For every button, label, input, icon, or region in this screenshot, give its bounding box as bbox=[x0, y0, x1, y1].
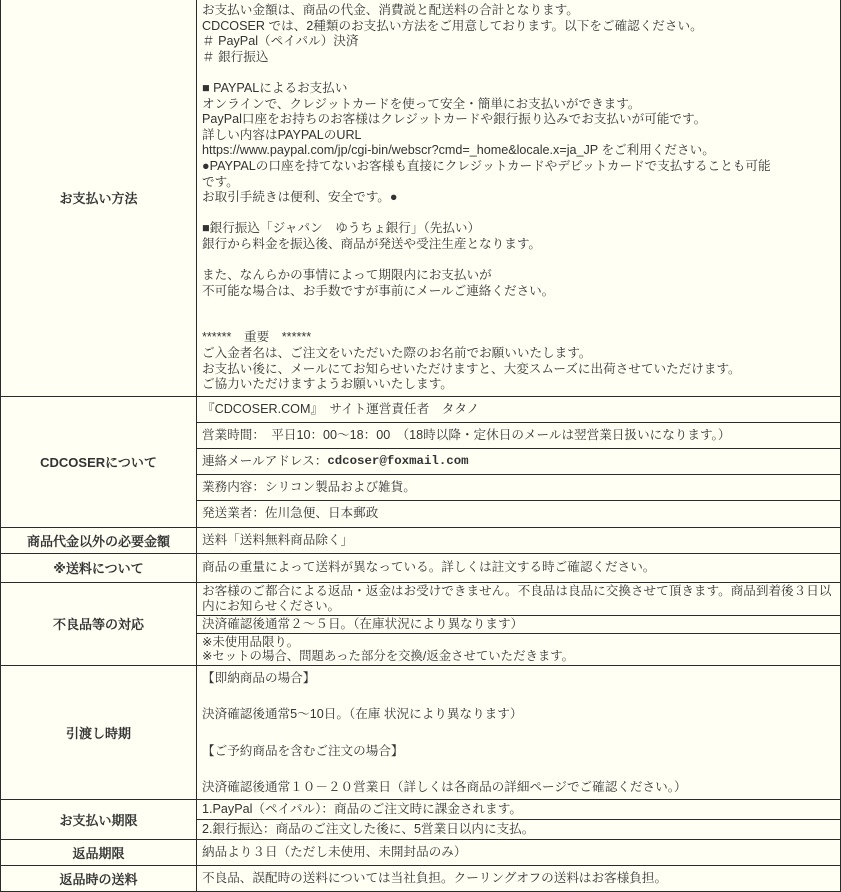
text-line: ＃ PayPal（ペイパル）決済 bbox=[202, 34, 359, 49]
text-line bbox=[202, 65, 835, 81]
table-row-delivery-time bbox=[1, 665, 840, 799]
subrow-shipping-carrier: 発送業者：佐川急便、日本郵政 bbox=[202, 506, 379, 521]
text-line: ■ PAYPALによるお支払い bbox=[202, 80, 348, 95]
subrow-exchange-period: 決済確認後通常２～５日。（在庫状況により異なります） bbox=[197, 616, 840, 634]
table-row-about-cdcoser bbox=[1, 396, 840, 527]
return-shipping-text: 不良品、誤配時の送料については当社負担。クーリングオフの送料はお客様負担。 bbox=[202, 870, 668, 885]
extra-fees-text: 送料「送料無料商品除く」 bbox=[202, 532, 354, 547]
text-line bbox=[202, 687, 835, 705]
text-line: 銀行から料金を振込後、商品が発送や受注生産となります。 bbox=[202, 236, 542, 251]
row-label-return-shipping: 返品時の送料 bbox=[1, 866, 197, 891]
text-line bbox=[202, 299, 835, 315]
text-line: 決済確認後通常１０－２０営業日（詳しくは各商品の詳細ページでご確認ください。） bbox=[202, 780, 687, 795]
text-line: CDCOSER では、2種類のお支払い方法をご用意しております。以下をご確認ください。 bbox=[202, 18, 703, 33]
text-line: また、なんらかの事情によって期限内にお支払いが bbox=[202, 268, 492, 283]
row-label-delivery-time: 引渡し時期 bbox=[1, 666, 197, 799]
row-content-delivery-time bbox=[197, 666, 840, 799]
row-content-return-deadline bbox=[197, 840, 840, 865]
shipping-note-text: 商品の重量によって送料が異なっている。詳しくは註文する時ご確認ください。 bbox=[202, 560, 656, 575]
text-line: ※セットの場合、問題あった部分を交換/返金させていただきます。 bbox=[202, 649, 575, 664]
text-line: ご入金者名は、ご注文をいただいた際のお名前でお願いいたします。 bbox=[202, 346, 592, 361]
row-label-about-cdcoser: CDCOSERについて bbox=[1, 397, 197, 527]
text-line: ＃ 銀行振込 bbox=[202, 49, 269, 64]
text-line bbox=[202, 206, 835, 222]
table-row-extra-fees bbox=[1, 527, 840, 553]
text-line: ****** 重要 ****** bbox=[202, 330, 312, 345]
text-line: ●PAYPALの口座を持てないお客様も直接にクレジットカードやデビットカードで支払することも可能 bbox=[202, 158, 771, 173]
row-label-shipping-note: ※送料について bbox=[1, 554, 197, 582]
table-row-payment-deadline bbox=[1, 799, 840, 839]
row-label-payment-deadline: お支払い期限 bbox=[1, 800, 197, 839]
table-row-payment-method bbox=[1, 0, 840, 396]
text-line: お支払い金額は、商品の代金、消費説と配送料の合計となります。 bbox=[202, 3, 579, 17]
text-line: ■銀行振込「ジャパン ゆうちょ銀行」（先払い） bbox=[202, 221, 481, 236]
subrow-return-policy: お客様のご都合による返品・返金はお受けできません。不良品は良品に交換させて頂きます。商品到着後３日以内にお知らせください。 bbox=[197, 583, 840, 616]
row-content-payment-deadline bbox=[197, 800, 840, 839]
text-line: 不可能な場合は、お手数ですが事前にメールご連絡ください。 bbox=[202, 283, 555, 298]
text-line: 決済確認後通常5～10日。（在庫 状況により異なります） bbox=[202, 707, 523, 722]
subrow-paypal-deadline: 1.PayPal（ペイパル）：商品のご注文時に課金されます。 bbox=[197, 800, 840, 820]
text-line: https://www.paypal.com/jp/cgi-bin/webscr?cmd=_home&locale.x=ja_JP をご利用ください。 bbox=[202, 143, 715, 158]
text-line: 詳しい内容はPAYPALのURL bbox=[202, 127, 362, 142]
row-content-defective-items bbox=[197, 583, 840, 665]
text-line: オンラインで、クレジットカードを使って安全・簡単にお支払いができます。 bbox=[202, 96, 641, 111]
row-label-payment-method: お支払い方法 bbox=[1, 0, 197, 396]
email-address: cdcoser@foxmail.com bbox=[327, 453, 469, 468]
text-line bbox=[202, 723, 835, 741]
subrow-business-content: 業務内容：シリコン製品および雑貨。 bbox=[197, 475, 840, 501]
subrow-site-manager: 『CDCOSER.COM』 サイト運営責任者 タタノ bbox=[197, 397, 840, 423]
text-line bbox=[202, 253, 835, 269]
table-row-shipping-note bbox=[1, 553, 840, 582]
text-line: 【ご予約商品を含むご注文の場合】 bbox=[202, 743, 404, 758]
text-line: お支払い後に、メールにてお知らせいただけますと、大変スムーズに出荷させていただけます。 bbox=[202, 361, 741, 376]
table-row-defective-items bbox=[1, 582, 840, 665]
subrow-exchange-conditions bbox=[197, 634, 840, 665]
subrow-business-hours: 営業時間： 平日10：00～18：00 （18時以降・定休日のメールは翌営業日扱いになります。） bbox=[197, 423, 840, 449]
row-content-return-shipping bbox=[197, 866, 840, 891]
email-label: 連絡メールアドレス： bbox=[202, 453, 328, 468]
text-line: PayPal口座をお持ちのお客様はクレジットカードや銀行振り込みでお支払いが可能です。 bbox=[202, 112, 707, 127]
text-line bbox=[202, 315, 835, 331]
text-line: です。 bbox=[202, 174, 239, 189]
table-row-return-deadline bbox=[1, 839, 840, 865]
subrow-bank-deadline: 2.銀行振込：商品のご注文した後に、5営業日以内に支払。 bbox=[202, 822, 535, 837]
row-content-shipping-note bbox=[197, 554, 840, 582]
row-label-defective-items: 不良品等の対応 bbox=[1, 583, 197, 665]
row-label-extra-fees: 商品代金以外の必要金額 bbox=[1, 528, 197, 553]
row-content-extra-fees bbox=[197, 528, 840, 553]
text-line: 【即納商品の場合】 bbox=[202, 670, 316, 685]
text-line bbox=[202, 760, 835, 778]
text-line: お取引手続きは便利、安全です。● bbox=[202, 190, 398, 205]
subrow-contact-email bbox=[197, 449, 840, 475]
text-line: ご協力いただけますようお願いいたします。 bbox=[202, 377, 453, 392]
row-content-payment-method bbox=[197, 0, 840, 396]
row-content-about-cdcoser bbox=[197, 397, 840, 527]
return-deadline-text: 納品より３日（ただし未使用、未開封品のみ） bbox=[202, 844, 467, 859]
text-line: ※未使用品限り。 bbox=[202, 634, 300, 649]
table-row-return-shipping bbox=[1, 865, 840, 891]
row-label-return-deadline: 返品期限 bbox=[1, 840, 197, 865]
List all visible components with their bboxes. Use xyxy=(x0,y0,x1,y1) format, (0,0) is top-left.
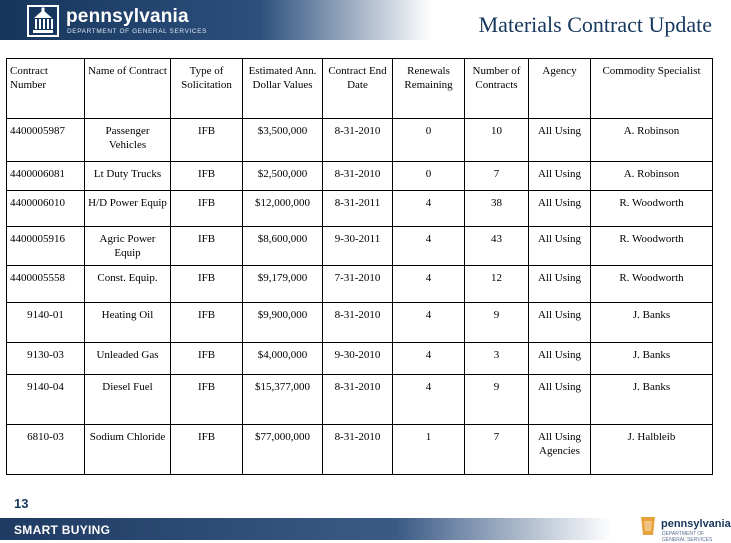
table-header-row xyxy=(7,59,713,119)
table-row xyxy=(7,162,713,191)
table-cell: J. Banks xyxy=(591,343,713,375)
table-cell: All Using xyxy=(529,191,591,227)
table-cell: 4400005987 xyxy=(7,119,85,162)
table-cell: 7 xyxy=(465,425,529,475)
column-header: Contract End Date xyxy=(323,59,393,119)
table-cell: IFB xyxy=(171,303,243,343)
column-header: Type of Solicitation xyxy=(171,59,243,119)
table-cell: 7-31-2010 xyxy=(323,266,393,303)
table-cell: J. Halbleib xyxy=(591,425,713,475)
pa-keystone-icon xyxy=(638,516,658,536)
table-cell: $8,600,000 xyxy=(243,227,323,266)
table-cell: 8-31-2010 xyxy=(323,425,393,475)
table-cell: 1 xyxy=(393,425,465,475)
materials-contract-table xyxy=(6,58,713,475)
table-cell: 9-30-2010 xyxy=(323,343,393,375)
table-cell: 9 xyxy=(465,375,529,425)
table-cell: 8-31-2010 xyxy=(323,162,393,191)
table-cell: $77,000,000 xyxy=(243,425,323,475)
table-cell: All Using xyxy=(529,303,591,343)
table-cell: IFB xyxy=(171,425,243,475)
department-name: DEPARTMENT OF GENERAL SERVICES xyxy=(67,28,208,35)
column-header: Number of Contracts xyxy=(465,59,529,119)
table-cell: All Using xyxy=(529,119,591,162)
table-cell: 3 xyxy=(465,343,529,375)
table-cell: 0 xyxy=(393,119,465,162)
brand-name: pennsylvania xyxy=(66,6,189,27)
table-cell: 4 xyxy=(393,227,465,266)
table-cell: 4 xyxy=(393,343,465,375)
table-cell: Diesel Fuel xyxy=(85,375,171,425)
table-cell: Unleaded Gas xyxy=(85,343,171,375)
table-cell: All Using Agencies xyxy=(529,425,591,475)
table-row xyxy=(7,191,713,227)
table-cell: IFB xyxy=(171,227,243,266)
table-cell: $4,000,000 xyxy=(243,343,323,375)
table-row xyxy=(7,266,713,303)
header-banner xyxy=(0,0,432,40)
page-number: 13 xyxy=(14,496,29,511)
column-header: Contract Number xyxy=(7,59,85,119)
table-cell: $15,377,000 xyxy=(243,375,323,425)
table-cell: Sodium Chloride xyxy=(85,425,171,475)
table-cell: R. Woodworth xyxy=(591,227,713,266)
smart-buying-label: SMART BUYING xyxy=(14,523,111,537)
table-cell: A. Robinson xyxy=(591,119,713,162)
table-row xyxy=(7,375,713,425)
table-cell: 4400006010 xyxy=(7,191,85,227)
table-cell: 43 xyxy=(465,227,529,266)
table-cell: IFB xyxy=(171,191,243,227)
table-cell: 8-31-2011 xyxy=(323,191,393,227)
table-row xyxy=(7,343,713,375)
table-cell: 8-31-2010 xyxy=(323,119,393,162)
table-cell: 4 xyxy=(393,375,465,425)
table-cell: 38 xyxy=(465,191,529,227)
table-cell: All Using xyxy=(529,375,591,425)
column-header: Name of Contract xyxy=(85,59,171,119)
pa-brand-name: pennsylvania xyxy=(661,518,731,530)
table-cell: IFB xyxy=(171,162,243,191)
page-title: Materials Contract Update xyxy=(478,12,712,37)
header xyxy=(0,0,720,46)
table-cell: J. Banks xyxy=(591,303,713,343)
table-cell: 4400005558 xyxy=(7,266,85,303)
table-cell: 4 xyxy=(393,266,465,303)
table-cell: IFB xyxy=(171,119,243,162)
table-cell: IFB xyxy=(171,343,243,375)
table-cell: 9 xyxy=(465,303,529,343)
table-cell: 9130-03 xyxy=(7,343,85,375)
table-row xyxy=(7,119,713,162)
table-cell: 9-30-2011 xyxy=(323,227,393,266)
column-header: Estimated Ann. Dollar Values xyxy=(243,59,323,119)
table-cell: 4400006081 xyxy=(7,162,85,191)
column-header: Renewals Remaining xyxy=(393,59,465,119)
table-cell: All Using xyxy=(529,162,591,191)
table-cell: R. Woodworth xyxy=(591,191,713,227)
table-cell: 4 xyxy=(393,191,465,227)
table-cell: IFB xyxy=(171,266,243,303)
table-cell: 12 xyxy=(465,266,529,303)
table-cell: 4 xyxy=(393,303,465,343)
capitol-building-icon xyxy=(26,4,60,38)
table-cell: 7 xyxy=(465,162,529,191)
table-cell: 8-31-2010 xyxy=(323,303,393,343)
table-cell: Passenger Vehicles xyxy=(85,119,171,162)
table-cell: $9,900,000 xyxy=(243,303,323,343)
table-cell: A. Robinson xyxy=(591,162,713,191)
table-cell: 9140-04 xyxy=(7,375,85,425)
table-cell: $3,500,000 xyxy=(243,119,323,162)
table-cell: $12,000,000 xyxy=(243,191,323,227)
table-row xyxy=(7,227,713,266)
table-cell: R. Woodworth xyxy=(591,266,713,303)
table-cell: 4400005916 xyxy=(7,227,85,266)
table-cell: Heating Oil xyxy=(85,303,171,343)
table-cell: 8-31-2010 xyxy=(323,375,393,425)
table-cell: 0 xyxy=(393,162,465,191)
table-cell: J. Banks xyxy=(591,375,713,425)
table-cell: $2,500,000 xyxy=(243,162,323,191)
table-cell: All Using xyxy=(529,343,591,375)
table-cell: 10 xyxy=(465,119,529,162)
table-cell: Agric Power Equip xyxy=(85,227,171,266)
pa-department-name: DEPARTMENT OF GENERAL SERVICES xyxy=(662,531,713,543)
column-header: Agency xyxy=(529,59,591,119)
table-cell: 9140-01 xyxy=(7,303,85,343)
column-header: Commodity Specialist xyxy=(591,59,713,119)
table-cell: $9,179,000 xyxy=(243,266,323,303)
table-cell: H/D Power Equip xyxy=(85,191,171,227)
table-row xyxy=(7,303,713,343)
table-cell: IFB xyxy=(171,375,243,425)
table-cell: All Using xyxy=(529,266,591,303)
table-cell: All Using xyxy=(529,227,591,266)
table-cell: 6810-03 xyxy=(7,425,85,475)
table-row xyxy=(7,425,713,475)
table-cell: Const. Equip. xyxy=(85,266,171,303)
table-cell: Lt Duty Trucks xyxy=(85,162,171,191)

########################################

| EXERCISE DESCRIPTION |
Render the part that opens with the line containing "table-header-row xyxy=(7,59,713,119)" and closes with the line containing "materials-contract-table xyxy=(6,58,713,475)" as a Markdown table with the columns Position and Entry. Number each line and leave out any blank lines.

| REPLY |
| Position | Entry |
|---|---|
| 1 | table-header-row xyxy=(7,59,713,119) |
| 2 | table-row xyxy=(7,162,713,191) |
| 3 | table-cell: J. Banks xyxy=(591,343,713,375) |
| 4 | table-cell: All Using xyxy=(529,191,591,227) |
| 5 | table-cell: 4400005987 xyxy=(7,119,85,162) |
| 6 | table-cell: 7 xyxy=(465,425,529,475) |
| 7 | column-header: Contract End Date xyxy=(323,59,393,119) |
| 8 | table-cell: IFB xyxy=(171,303,243,343) |
| 9 | column-header: Type of Solicitation xyxy=(171,59,243,119) |
| 10 | table-cell: 7-31-2010 xyxy=(323,266,393,303) |
| 11 | table-cell: J. Halbleib xyxy=(591,425,713,475) |
| 12 | pa-keystone-icon xyxy=(638,516,658,536) |
| 13 | table-cell: $8,600,000 xyxy=(243,227,323,266) |
| 14 | table-cell: 8-31-2010 xyxy=(323,425,393,475) |
| 15 | table-cell: 1 xyxy=(393,425,465,475) |
| 16 | materials-contract-table xyxy=(6,58,713,475) |